OBJECTIVE: Reproduce every line of the material below word for word, leaving each character and number unchanged.

RECORD EXTRACTS:
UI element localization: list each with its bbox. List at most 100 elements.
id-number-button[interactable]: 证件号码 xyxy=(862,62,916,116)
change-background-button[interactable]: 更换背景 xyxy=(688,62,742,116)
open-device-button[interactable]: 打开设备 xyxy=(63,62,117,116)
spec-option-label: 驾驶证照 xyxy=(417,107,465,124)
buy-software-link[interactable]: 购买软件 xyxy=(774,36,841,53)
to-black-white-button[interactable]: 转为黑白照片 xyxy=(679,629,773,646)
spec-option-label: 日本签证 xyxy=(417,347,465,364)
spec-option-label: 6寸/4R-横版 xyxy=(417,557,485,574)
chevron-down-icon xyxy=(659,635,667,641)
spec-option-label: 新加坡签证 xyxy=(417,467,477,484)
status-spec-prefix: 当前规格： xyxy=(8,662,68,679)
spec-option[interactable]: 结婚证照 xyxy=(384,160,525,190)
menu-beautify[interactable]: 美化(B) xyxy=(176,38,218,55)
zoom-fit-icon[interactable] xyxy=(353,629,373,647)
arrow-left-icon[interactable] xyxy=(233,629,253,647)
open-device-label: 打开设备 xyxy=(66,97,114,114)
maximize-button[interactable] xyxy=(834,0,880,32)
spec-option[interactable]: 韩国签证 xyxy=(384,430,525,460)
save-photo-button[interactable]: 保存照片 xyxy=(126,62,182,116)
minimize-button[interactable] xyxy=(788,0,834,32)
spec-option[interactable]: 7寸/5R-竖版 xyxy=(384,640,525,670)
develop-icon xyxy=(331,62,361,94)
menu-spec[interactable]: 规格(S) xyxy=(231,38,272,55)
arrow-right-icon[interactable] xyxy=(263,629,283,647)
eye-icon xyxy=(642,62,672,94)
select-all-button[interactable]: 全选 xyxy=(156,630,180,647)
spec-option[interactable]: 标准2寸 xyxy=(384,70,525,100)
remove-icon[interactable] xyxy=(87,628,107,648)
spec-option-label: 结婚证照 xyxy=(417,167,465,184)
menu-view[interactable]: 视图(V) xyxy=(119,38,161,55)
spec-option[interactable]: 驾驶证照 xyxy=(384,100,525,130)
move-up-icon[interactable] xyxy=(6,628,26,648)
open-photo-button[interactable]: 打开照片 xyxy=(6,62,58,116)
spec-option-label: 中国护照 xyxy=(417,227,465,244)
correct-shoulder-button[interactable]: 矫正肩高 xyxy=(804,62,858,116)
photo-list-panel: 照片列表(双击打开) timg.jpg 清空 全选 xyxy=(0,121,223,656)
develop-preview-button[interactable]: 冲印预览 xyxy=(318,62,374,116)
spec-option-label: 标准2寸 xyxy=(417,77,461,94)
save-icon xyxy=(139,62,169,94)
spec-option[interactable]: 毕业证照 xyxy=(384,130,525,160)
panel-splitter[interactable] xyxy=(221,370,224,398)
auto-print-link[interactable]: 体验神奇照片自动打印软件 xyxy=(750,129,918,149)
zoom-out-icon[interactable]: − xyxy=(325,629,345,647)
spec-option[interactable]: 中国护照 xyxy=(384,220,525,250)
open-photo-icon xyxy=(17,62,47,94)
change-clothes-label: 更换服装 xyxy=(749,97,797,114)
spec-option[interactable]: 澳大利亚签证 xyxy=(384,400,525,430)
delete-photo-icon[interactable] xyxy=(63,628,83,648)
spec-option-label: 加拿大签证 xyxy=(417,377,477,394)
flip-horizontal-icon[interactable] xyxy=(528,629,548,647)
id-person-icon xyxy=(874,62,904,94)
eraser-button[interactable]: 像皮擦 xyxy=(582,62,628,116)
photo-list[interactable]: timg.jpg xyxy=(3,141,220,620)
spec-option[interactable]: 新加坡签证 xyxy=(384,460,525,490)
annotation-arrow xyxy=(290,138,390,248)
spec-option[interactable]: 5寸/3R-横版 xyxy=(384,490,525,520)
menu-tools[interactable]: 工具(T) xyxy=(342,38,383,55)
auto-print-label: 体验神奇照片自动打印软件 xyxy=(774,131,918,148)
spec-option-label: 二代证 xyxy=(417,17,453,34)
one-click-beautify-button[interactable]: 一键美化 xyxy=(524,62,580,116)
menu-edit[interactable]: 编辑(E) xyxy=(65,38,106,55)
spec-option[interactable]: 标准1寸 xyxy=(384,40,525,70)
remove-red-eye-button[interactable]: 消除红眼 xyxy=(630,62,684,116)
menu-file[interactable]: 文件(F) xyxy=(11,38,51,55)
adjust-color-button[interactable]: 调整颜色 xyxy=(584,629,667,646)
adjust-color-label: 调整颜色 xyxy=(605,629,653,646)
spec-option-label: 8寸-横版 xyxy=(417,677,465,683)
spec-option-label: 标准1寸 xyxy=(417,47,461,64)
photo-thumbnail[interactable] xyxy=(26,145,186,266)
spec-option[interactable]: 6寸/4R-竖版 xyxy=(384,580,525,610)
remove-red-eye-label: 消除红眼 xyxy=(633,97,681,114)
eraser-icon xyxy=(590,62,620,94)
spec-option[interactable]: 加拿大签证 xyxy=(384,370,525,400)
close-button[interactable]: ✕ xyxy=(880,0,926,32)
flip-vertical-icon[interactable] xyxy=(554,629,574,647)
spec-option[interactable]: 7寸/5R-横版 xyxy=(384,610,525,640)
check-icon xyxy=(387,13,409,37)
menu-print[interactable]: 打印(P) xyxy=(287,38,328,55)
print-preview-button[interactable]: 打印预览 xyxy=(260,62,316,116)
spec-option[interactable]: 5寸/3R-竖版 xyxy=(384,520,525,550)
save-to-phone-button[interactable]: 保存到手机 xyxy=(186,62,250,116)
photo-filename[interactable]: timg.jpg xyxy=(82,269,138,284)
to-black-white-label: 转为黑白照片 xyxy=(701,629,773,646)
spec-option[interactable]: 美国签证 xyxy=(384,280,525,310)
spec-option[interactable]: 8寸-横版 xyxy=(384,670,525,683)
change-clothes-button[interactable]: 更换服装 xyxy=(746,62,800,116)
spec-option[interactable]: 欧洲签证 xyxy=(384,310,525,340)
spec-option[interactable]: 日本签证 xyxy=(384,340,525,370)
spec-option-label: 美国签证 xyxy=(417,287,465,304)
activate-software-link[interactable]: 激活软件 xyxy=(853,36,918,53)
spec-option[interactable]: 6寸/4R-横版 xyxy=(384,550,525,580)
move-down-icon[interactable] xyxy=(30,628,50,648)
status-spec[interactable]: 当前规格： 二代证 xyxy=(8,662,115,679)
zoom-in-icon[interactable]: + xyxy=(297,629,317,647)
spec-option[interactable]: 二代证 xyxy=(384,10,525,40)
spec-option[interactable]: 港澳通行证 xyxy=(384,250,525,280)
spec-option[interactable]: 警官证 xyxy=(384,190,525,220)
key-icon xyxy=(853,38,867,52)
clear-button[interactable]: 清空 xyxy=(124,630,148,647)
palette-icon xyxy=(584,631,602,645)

SOLUTION FOR THIS EXERCISE:
UI element localization: list each with its bbox. List at most 100 elements.
id-number-button[interactable]: 证件号码 xyxy=(862,62,916,116)
change-background-button[interactable]: 更换背景 xyxy=(688,62,742,116)
open-device-button[interactable]: 打开设备 xyxy=(63,62,117,116)
spec-option-label: 驾驶证照 xyxy=(417,107,465,124)
buy-software-link[interactable]: 购买软件 xyxy=(774,36,841,53)
to-black-white-button[interactable]: 转为黑白照片 xyxy=(679,629,773,646)
spec-option-label: 日本签证 xyxy=(417,347,465,364)
spec-option-label: 6寸/4R-横版 xyxy=(417,557,485,574)
chevron-down-icon xyxy=(659,635,667,641)
spec-option-label: 新加坡签证 xyxy=(417,467,477,484)
status-spec-prefix: 当前规格： xyxy=(8,662,68,679)
spec-option[interactable]: 结婚证照 xyxy=(384,160,525,190)
menu-beautify[interactable]: 美化(B) xyxy=(176,38,218,55)
zoom-fit-icon[interactable] xyxy=(353,629,373,647)
arrow-left-icon[interactable] xyxy=(233,629,253,647)
open-device-label: 打开设备 xyxy=(66,97,114,114)
maximize-button[interactable] xyxy=(834,0,880,32)
spec-option[interactable]: 韩国签证 xyxy=(384,430,525,460)
save-photo-button[interactable]: 保存照片 xyxy=(126,62,182,116)
minimize-button[interactable] xyxy=(788,0,834,32)
spec-option[interactable]: 7寸/5R-竖版 xyxy=(384,640,525,670)
develop-icon xyxy=(331,62,361,94)
menu-spec[interactable]: 规格(S) xyxy=(231,38,272,55)
arrow-right-icon[interactable] xyxy=(263,629,283,647)
eye-icon xyxy=(642,62,672,94)
select-all-button[interactable]: 全选 xyxy=(156,630,180,647)
spec-option[interactable]: 标准2寸 xyxy=(384,70,525,100)
remove-icon[interactable] xyxy=(87,628,107,648)
spec-option-label: 结婚证照 xyxy=(417,167,465,184)
menu-view[interactable]: 视图(V) xyxy=(119,38,161,55)
spec-option[interactable]: 驾驶证照 xyxy=(384,100,525,130)
move-up-icon[interactable] xyxy=(6,628,26,648)
open-photo-button[interactable]: 打开照片 xyxy=(6,62,58,116)
spec-option-label: 中国护照 xyxy=(417,227,465,244)
correct-shoulder-button[interactable]: 矫正肩高 xyxy=(804,62,858,116)
photo-list-panel: 照片列表(双击打开) timg.jpg 清空 全选 xyxy=(0,121,223,656)
develop-preview-button[interactable]: 冲印预览 xyxy=(318,62,374,116)
spec-option-label: 标准2寸 xyxy=(417,77,461,94)
save-icon xyxy=(139,62,169,94)
spec-option[interactable]: 毕业证照 xyxy=(384,130,525,160)
panel-splitter[interactable] xyxy=(221,370,224,398)
auto-print-link[interactable]: 体验神奇照片自动打印软件 xyxy=(750,129,918,149)
zoom-out-icon[interactable]: − xyxy=(325,629,345,647)
spec-option[interactable]: 中国护照 xyxy=(384,220,525,250)
open-photo-icon xyxy=(17,62,47,94)
change-clothes-label: 更换服装 xyxy=(749,97,797,114)
spec-option[interactable]: 澳大利亚签证 xyxy=(384,400,525,430)
delete-photo-icon[interactable] xyxy=(63,628,83,648)
spec-option-label: 加拿大签证 xyxy=(417,377,477,394)
flip-horizontal-icon[interactable] xyxy=(528,629,548,647)
id-person-icon xyxy=(874,62,904,94)
eraser-button[interactable]: 像皮擦 xyxy=(582,62,628,116)
photo-list[interactable]: timg.jpg xyxy=(3,141,220,620)
spec-option[interactable]: 新加坡签证 xyxy=(384,460,525,490)
annotation-arrow xyxy=(290,138,390,248)
spec-option[interactable]: 5寸/3R-横版 xyxy=(384,490,525,520)
menu-tools[interactable]: 工具(T) xyxy=(342,38,383,55)
auto-print-label: 体验神奇照片自动打印软件 xyxy=(774,131,918,148)
spec-option-label: 二代证 xyxy=(417,17,453,34)
one-click-beautify-button[interactable]: 一键美化 xyxy=(524,62,580,116)
menu-edit[interactable]: 编辑(E) xyxy=(65,38,106,55)
spec-option[interactable]: 标准1寸 xyxy=(384,40,525,70)
remove-red-eye-button[interactable]: 消除红眼 xyxy=(630,62,684,116)
menu-file[interactable]: 文件(F) xyxy=(11,38,51,55)
adjust-color-button[interactable]: 调整颜色 xyxy=(584,629,667,646)
adjust-color-label: 调整颜色 xyxy=(605,629,653,646)
spec-option-label: 8寸-横版 xyxy=(417,677,465,683)
spec-option-label: 标准1寸 xyxy=(417,47,461,64)
photo-thumbnail[interactable] xyxy=(26,145,186,266)
spec-option[interactable]: 6寸/4R-竖版 xyxy=(384,580,525,610)
remove-red-eye-label: 消除红眼 xyxy=(633,97,681,114)
eraser-icon xyxy=(590,62,620,94)
spec-option[interactable]: 加拿大签证 xyxy=(384,370,525,400)
close-button[interactable]: ✕ xyxy=(880,0,926,32)
flip-vertical-icon[interactable] xyxy=(554,629,574,647)
spec-option[interactable]: 7寸/5R-横版 xyxy=(384,610,525,640)
check-icon xyxy=(387,13,409,37)
menu-print[interactable]: 打印(P) xyxy=(287,38,328,55)
print-preview-button[interactable]: 打印预览 xyxy=(260,62,316,116)
spec-option[interactable]: 5寸/3R-竖版 xyxy=(384,520,525,550)
save-to-phone-button[interactable]: 保存到手机 xyxy=(186,62,250,116)
photo-filename[interactable]: timg.jpg xyxy=(82,269,138,284)
to-black-white-label: 转为黑白照片 xyxy=(701,629,773,646)
spec-option[interactable]: 美国签证 xyxy=(384,280,525,310)
spec-option[interactable]: 8寸-横版 xyxy=(384,670,525,683)
change-clothes-button[interactable]: 更换服装 xyxy=(746,62,800,116)
spec-option[interactable]: 欧洲签证 xyxy=(384,310,525,340)
spec-option[interactable]: 日本签证 xyxy=(384,340,525,370)
spec-option-label: 美国签证 xyxy=(417,287,465,304)
activate-software-link[interactable]: 激活软件 xyxy=(853,36,918,53)
spec-option[interactable]: 6寸/4R-横版 xyxy=(384,550,525,580)
move-down-icon[interactable] xyxy=(30,628,50,648)
status-spec[interactable]: 当前规格： 二代证 xyxy=(8,662,115,679)
zoom-in-icon[interactable]: + xyxy=(297,629,317,647)
spec-option[interactable]: 二代证 xyxy=(384,10,525,40)
spec-option[interactable]: 港澳通行证 xyxy=(384,250,525,280)
spec-option[interactable]: 警官证 xyxy=(384,190,525,220)
key-icon xyxy=(853,38,867,52)
clear-button[interactable]: 清空 xyxy=(124,630,148,647)
palette-icon xyxy=(584,631,602,645)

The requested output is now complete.